Dataset entries
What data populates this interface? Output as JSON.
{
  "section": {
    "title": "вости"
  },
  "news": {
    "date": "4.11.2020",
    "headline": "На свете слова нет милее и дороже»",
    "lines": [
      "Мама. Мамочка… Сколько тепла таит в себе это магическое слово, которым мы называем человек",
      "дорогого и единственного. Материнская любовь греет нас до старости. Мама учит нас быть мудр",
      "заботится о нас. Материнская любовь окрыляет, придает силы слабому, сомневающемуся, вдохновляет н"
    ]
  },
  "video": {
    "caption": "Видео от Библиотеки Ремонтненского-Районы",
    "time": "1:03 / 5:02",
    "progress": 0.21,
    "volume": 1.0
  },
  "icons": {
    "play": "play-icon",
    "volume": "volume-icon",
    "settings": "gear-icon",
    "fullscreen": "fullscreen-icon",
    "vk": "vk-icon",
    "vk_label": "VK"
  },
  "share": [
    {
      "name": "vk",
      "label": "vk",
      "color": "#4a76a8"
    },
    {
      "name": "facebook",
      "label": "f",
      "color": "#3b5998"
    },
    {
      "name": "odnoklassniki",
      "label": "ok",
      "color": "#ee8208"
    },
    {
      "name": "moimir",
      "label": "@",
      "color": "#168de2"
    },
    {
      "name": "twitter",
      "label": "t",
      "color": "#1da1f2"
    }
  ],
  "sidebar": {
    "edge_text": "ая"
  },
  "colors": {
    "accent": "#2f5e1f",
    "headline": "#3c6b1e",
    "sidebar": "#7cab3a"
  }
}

## Given problem
Count the lines of the material that include the word "headline", then report only the total.

## Answer in full
2